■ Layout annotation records
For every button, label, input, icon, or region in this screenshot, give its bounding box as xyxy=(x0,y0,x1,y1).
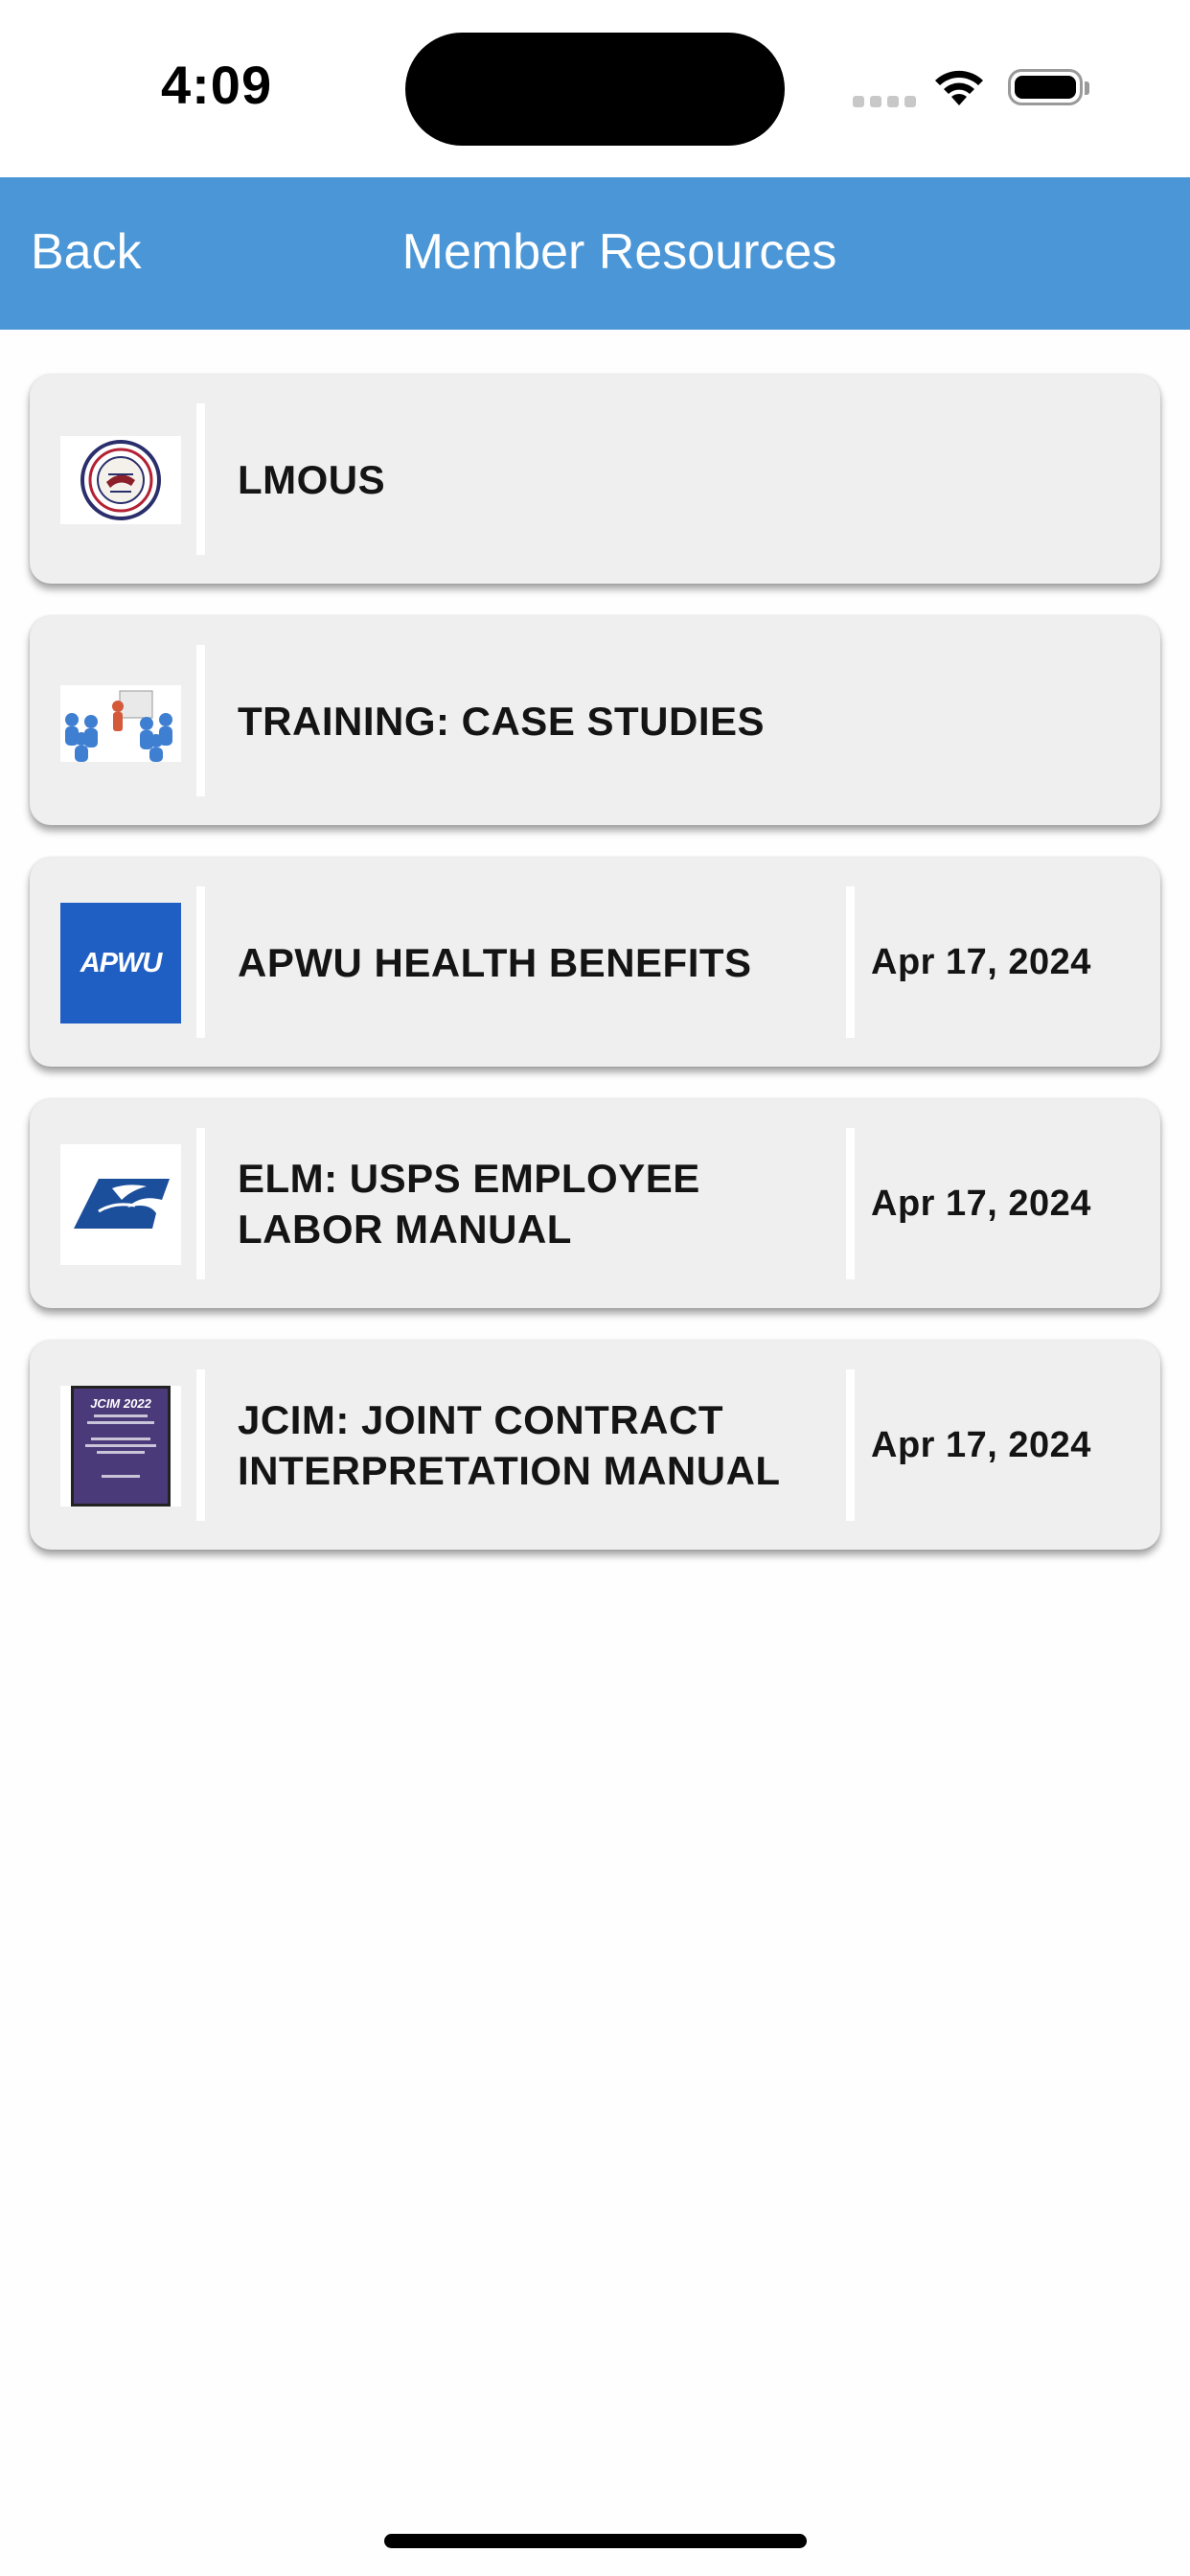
card-divider xyxy=(196,886,205,1038)
resource-item-apwu-health-benefits[interactable]: APWU APWU HEALTH BENEFITS Apr 17, 2024 xyxy=(30,858,1160,1067)
resource-title: ELM: USPS EMPLOYEE LABOR MANUAL xyxy=(238,1156,700,1252)
card-divider xyxy=(196,645,205,796)
dynamic-island xyxy=(405,33,785,146)
nav-bar: Back Member Resources xyxy=(0,177,1190,330)
resource-title: APWU HEALTH BENEFITS xyxy=(238,939,752,985)
card-divider xyxy=(196,1128,205,1279)
resource-item-lmous[interactable]: LMOUS xyxy=(30,375,1160,584)
card-divider xyxy=(196,1369,205,1521)
training-presentation-icon xyxy=(60,685,181,762)
jcim-book-cover-icon: JCIM 2022 xyxy=(60,1386,181,1506)
south-jersey-local-logo-icon xyxy=(60,436,181,524)
home-indicator[interactable] xyxy=(384,2534,807,2548)
battery-icon xyxy=(1008,69,1089,105)
card-divider xyxy=(846,1128,855,1279)
usps-eagle-logo-icon xyxy=(60,1144,181,1265)
resource-date: Apr 17, 2024 xyxy=(871,1183,1091,1224)
resource-date: Apr 17, 2024 xyxy=(871,1424,1091,1465)
card-divider xyxy=(846,1369,855,1521)
cellular-signal-icon xyxy=(853,96,916,109)
apwu-logo-icon: APWU xyxy=(60,903,181,1024)
jcim-cover-title: JCIM 2022 xyxy=(90,1396,151,1411)
resource-item-training-case-studies[interactable]: TRAINING: CASE STUDIES xyxy=(30,616,1160,825)
status-time: 4:09 xyxy=(161,55,273,115)
apwu-logo-text: APWU xyxy=(80,947,163,978)
card-divider xyxy=(196,403,205,555)
resource-date: Apr 17, 2024 xyxy=(871,941,1091,982)
resource-title: LMOUS xyxy=(238,456,386,502)
card-divider xyxy=(846,886,855,1038)
page-title: Member Resources xyxy=(401,224,837,280)
resource-title: JCIM: JOINT CONTRACT INTERPRETATION MANU… xyxy=(238,1397,781,1493)
resource-title: TRAINING: CASE STUDIES xyxy=(238,698,766,744)
wifi-icon xyxy=(935,70,983,105)
jcim-cover: JCIM 2022 xyxy=(71,1386,171,1506)
resource-item-elm-usps-employee-labor-manual[interactable]: ELM: USPS EMPLOYEE LABOR MANUAL Apr 17, … xyxy=(30,1099,1160,1308)
resource-list: LMOUS TRAINING: CASE STUDIES APWU APWU H… xyxy=(30,375,1160,1582)
resource-item-jcim-joint-contract-interpretation-manual[interactable]: JCIM 2022 JCIM: JOINT CONTRACT INTERPRET… xyxy=(30,1341,1160,1550)
status-bar: 4:09 xyxy=(0,0,1190,177)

■ Aim of the exercise
Extract every line of the records above verbatim, leaving out the pictures.

■ Finished answer
For every button, label, input, icon, or region in this screenshot, give its bounding box as xyxy=(x0,y0,x1,y1).
card-divider xyxy=(196,886,205,1038)
resource-item-apwu-health-benefits[interactable]: APWU APWU HEALTH BENEFITS Apr 17, 2024 xyxy=(30,858,1160,1067)
resource-title: ELM: USPS EMPLOYEE LABOR MANUAL xyxy=(238,1156,700,1252)
card-divider xyxy=(196,645,205,796)
dynamic-island xyxy=(405,33,785,146)
nav-bar: Back Member Resources xyxy=(0,177,1190,330)
resource-title: APWU HEALTH BENEFITS xyxy=(238,939,752,985)
card-divider xyxy=(196,1128,205,1279)
resource-item-lmous[interactable]: LMOUS xyxy=(30,375,1160,584)
card-divider xyxy=(196,1369,205,1521)
training-presentation-icon xyxy=(60,685,181,762)
jcim-book-cover-icon: JCIM 2022 xyxy=(60,1386,181,1506)
south-jersey-local-logo-icon xyxy=(60,436,181,524)
home-indicator[interactable] xyxy=(384,2534,807,2548)
battery-icon xyxy=(1008,69,1089,105)
card-divider xyxy=(846,1128,855,1279)
usps-eagle-logo-icon xyxy=(60,1144,181,1265)
resource-date: Apr 17, 2024 xyxy=(871,1183,1091,1224)
resource-date: Apr 17, 2024 xyxy=(871,1424,1091,1465)
card-divider xyxy=(846,1369,855,1521)
cellular-signal-icon xyxy=(853,96,916,109)
apwu-logo-icon: APWU xyxy=(60,903,181,1024)
jcim-cover-title: JCIM 2022 xyxy=(90,1396,151,1411)
resource-item-training-case-studies[interactable]: TRAINING: CASE STUDIES xyxy=(30,616,1160,825)
status-time: 4:09 xyxy=(161,55,273,115)
apwu-logo-text: APWU xyxy=(80,947,163,978)
card-divider xyxy=(196,403,205,555)
resource-date: Apr 17, 2024 xyxy=(871,941,1091,982)
resource-title: LMOUS xyxy=(238,456,386,502)
card-divider xyxy=(846,886,855,1038)
page-title: Member Resources xyxy=(401,224,837,280)
resource-title: JCIM: JOINT CONTRACT INTERPRETATION MANU… xyxy=(238,1397,781,1493)
resource-title: TRAINING: CASE STUDIES xyxy=(238,698,766,744)
wifi-icon xyxy=(935,70,983,105)
jcim-cover: JCIM 2022 xyxy=(71,1386,171,1506)
resource-item-elm-usps-employee-labor-manual[interactable]: ELM: USPS EMPLOYEE LABOR MANUAL Apr 17, … xyxy=(30,1099,1160,1308)
resource-list: LMOUS TRAINING: CASE STUDIES APWU APWU H… xyxy=(30,375,1160,1582)
resource-item-jcim-joint-contract-interpretation-manual[interactable]: JCIM 2022 JCIM: JOINT CONTRACT INTERPRET… xyxy=(30,1341,1160,1550)
status-bar: 4:09 xyxy=(0,0,1190,177)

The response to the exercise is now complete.